Despite what I’ve said about the young woman’s advice, there was little going up to the woods. Only our fourteen-year-old got up on the side of the river, and that only to jump off a little hill on the banks. We noticed a couple of ropes hanging over the river at one spot—clearly designed for swinging out and jumping in—but were too late in seeing them to stop and engage in that fun. The crusty old man’s words, however, were almost immediately disregarded. As soon as we were out of sight of the crew, Ujae and three of his boys were in the water floating along. Pretty soon both rafts were populated by skeleton crews of one or two people while the rest of us floated along in the crisp, cool water as the sun warmed us from above.

COMPLETE THE FOLLOWING
- 1) In the rafting passage, who got up on the side of the river, and for what purpose?
- 2) Please restate the rafting passage from "Despite what I’ve" through "us from above.", swapping "river" for "creek".
The rows after the rafting passage are separate material.

INFORMATION PROVIDED
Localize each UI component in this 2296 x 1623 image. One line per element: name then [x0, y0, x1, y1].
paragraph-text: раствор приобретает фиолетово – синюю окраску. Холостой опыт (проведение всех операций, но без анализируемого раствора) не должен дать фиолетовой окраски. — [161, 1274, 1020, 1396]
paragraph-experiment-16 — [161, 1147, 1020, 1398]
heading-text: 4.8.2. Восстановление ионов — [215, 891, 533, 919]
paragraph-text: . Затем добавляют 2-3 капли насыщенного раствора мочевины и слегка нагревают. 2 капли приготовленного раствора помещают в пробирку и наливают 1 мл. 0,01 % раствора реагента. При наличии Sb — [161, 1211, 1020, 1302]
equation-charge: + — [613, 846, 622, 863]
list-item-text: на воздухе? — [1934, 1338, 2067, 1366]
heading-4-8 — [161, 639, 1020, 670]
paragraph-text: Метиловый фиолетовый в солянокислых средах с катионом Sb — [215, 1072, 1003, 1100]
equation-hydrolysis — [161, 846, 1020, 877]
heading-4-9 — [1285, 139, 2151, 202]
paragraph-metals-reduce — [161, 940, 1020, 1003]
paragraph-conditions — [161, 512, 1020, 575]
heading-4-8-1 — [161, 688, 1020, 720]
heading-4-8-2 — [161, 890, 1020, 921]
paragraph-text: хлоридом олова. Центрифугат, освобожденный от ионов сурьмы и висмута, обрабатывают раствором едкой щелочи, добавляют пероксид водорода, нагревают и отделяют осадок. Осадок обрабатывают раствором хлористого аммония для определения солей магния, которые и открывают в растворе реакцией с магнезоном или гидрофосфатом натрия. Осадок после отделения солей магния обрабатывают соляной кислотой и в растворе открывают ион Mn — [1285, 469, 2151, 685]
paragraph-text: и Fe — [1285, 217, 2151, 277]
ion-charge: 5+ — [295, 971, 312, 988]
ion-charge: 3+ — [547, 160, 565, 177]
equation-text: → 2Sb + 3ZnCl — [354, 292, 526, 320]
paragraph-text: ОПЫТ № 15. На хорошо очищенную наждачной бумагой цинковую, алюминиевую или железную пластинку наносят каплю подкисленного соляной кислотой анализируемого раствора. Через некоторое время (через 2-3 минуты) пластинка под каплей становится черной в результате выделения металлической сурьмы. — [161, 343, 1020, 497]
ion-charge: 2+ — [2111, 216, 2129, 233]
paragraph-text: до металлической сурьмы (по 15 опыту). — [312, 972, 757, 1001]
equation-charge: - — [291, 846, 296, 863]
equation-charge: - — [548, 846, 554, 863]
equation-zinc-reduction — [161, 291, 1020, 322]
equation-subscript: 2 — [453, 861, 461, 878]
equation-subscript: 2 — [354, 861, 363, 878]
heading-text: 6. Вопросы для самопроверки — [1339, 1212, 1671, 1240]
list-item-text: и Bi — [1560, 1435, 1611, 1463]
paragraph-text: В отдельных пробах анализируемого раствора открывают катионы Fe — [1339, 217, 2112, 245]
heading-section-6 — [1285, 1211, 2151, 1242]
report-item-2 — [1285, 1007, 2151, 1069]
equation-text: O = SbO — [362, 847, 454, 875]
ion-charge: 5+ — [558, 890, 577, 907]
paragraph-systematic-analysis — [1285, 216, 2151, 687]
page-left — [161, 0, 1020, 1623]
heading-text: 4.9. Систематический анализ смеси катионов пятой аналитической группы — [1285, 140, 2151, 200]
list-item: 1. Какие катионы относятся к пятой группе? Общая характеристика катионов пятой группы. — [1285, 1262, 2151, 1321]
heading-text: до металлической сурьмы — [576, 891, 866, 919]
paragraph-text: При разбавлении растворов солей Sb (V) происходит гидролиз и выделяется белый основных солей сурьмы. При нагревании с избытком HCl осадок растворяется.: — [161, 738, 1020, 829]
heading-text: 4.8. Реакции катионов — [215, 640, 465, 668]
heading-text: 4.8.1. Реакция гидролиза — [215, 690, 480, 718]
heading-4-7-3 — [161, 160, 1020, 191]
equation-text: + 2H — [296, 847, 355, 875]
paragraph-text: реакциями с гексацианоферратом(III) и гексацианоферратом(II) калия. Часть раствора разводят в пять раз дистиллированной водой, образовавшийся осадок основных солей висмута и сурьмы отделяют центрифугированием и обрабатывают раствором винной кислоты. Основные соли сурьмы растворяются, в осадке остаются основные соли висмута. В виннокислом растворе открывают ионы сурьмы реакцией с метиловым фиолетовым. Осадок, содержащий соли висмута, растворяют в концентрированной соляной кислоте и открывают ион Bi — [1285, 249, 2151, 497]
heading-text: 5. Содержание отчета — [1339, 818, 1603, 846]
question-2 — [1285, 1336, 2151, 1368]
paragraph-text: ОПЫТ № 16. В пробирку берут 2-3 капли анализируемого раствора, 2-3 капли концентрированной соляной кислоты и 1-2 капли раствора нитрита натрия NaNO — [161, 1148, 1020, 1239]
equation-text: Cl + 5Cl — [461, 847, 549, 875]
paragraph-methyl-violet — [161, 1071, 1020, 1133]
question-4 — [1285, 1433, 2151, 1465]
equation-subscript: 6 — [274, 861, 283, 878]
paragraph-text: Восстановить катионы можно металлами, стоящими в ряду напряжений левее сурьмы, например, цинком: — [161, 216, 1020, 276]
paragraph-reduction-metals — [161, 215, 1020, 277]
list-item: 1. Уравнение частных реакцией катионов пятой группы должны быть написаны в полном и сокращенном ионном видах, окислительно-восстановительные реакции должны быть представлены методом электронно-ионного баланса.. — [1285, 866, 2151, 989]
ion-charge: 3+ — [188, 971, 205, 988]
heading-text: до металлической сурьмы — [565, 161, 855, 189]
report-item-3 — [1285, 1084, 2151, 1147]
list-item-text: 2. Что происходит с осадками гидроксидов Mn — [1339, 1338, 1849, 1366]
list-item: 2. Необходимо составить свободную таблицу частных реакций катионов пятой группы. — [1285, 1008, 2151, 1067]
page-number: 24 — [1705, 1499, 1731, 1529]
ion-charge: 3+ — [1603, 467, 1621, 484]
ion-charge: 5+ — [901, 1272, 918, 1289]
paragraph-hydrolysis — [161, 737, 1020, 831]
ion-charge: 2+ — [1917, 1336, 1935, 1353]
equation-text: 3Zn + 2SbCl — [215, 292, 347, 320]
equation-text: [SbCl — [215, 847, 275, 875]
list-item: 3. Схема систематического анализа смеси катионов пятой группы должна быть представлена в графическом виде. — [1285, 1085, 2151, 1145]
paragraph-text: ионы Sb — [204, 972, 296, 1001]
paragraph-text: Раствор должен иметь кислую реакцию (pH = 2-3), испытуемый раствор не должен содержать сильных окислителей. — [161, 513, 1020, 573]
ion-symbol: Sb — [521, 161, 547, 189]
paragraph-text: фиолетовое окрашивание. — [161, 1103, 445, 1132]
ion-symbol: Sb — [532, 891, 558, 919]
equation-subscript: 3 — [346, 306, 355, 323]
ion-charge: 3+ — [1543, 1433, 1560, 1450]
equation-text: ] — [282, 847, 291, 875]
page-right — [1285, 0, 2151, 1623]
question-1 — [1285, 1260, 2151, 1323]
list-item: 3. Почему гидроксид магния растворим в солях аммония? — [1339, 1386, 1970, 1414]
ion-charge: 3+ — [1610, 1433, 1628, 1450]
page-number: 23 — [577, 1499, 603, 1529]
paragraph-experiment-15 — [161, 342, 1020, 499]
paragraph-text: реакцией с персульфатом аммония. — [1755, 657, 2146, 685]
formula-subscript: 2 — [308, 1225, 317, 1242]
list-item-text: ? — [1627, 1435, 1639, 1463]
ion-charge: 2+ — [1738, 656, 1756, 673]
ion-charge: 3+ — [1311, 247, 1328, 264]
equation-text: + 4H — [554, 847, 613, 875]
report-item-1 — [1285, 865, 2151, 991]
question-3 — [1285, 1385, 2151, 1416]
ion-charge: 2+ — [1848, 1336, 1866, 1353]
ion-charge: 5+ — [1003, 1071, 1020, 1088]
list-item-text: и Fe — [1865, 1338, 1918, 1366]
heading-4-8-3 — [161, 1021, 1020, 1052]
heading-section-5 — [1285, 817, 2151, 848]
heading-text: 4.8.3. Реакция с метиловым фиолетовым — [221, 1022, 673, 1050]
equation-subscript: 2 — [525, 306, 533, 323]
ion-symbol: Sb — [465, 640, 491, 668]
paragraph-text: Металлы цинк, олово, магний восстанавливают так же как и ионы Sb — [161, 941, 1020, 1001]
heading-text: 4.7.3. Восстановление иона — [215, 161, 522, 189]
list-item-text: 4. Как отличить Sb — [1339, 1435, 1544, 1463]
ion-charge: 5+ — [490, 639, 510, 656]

ANSWERS BY ITEM NUMBER
- 1) Only the fourteen-year-old did, to jump off a little hill on the banks.

- 2)
Despite what I’ve said about the young woman’s advice, there was little going up to the woods. Only our fourteen-year-old got up on the side of the creek, and that only to jump off a little hill on the banks. We noticed a couple of ropes hanging over the creek at one spot—clearly designed for swinging out and jumping in—but were too late in seeing them to stop and engage in that fun. The crusty old man’s words, however, were almost immediately disregarded. As soon as we were out of sight of the crew, Ujae and three of his boys were in the water floating along. Pretty soon both rafts were populated by skeleton crews of one or two people while the rest of us floated along in the crisp, cool water as the sun warmed us from above.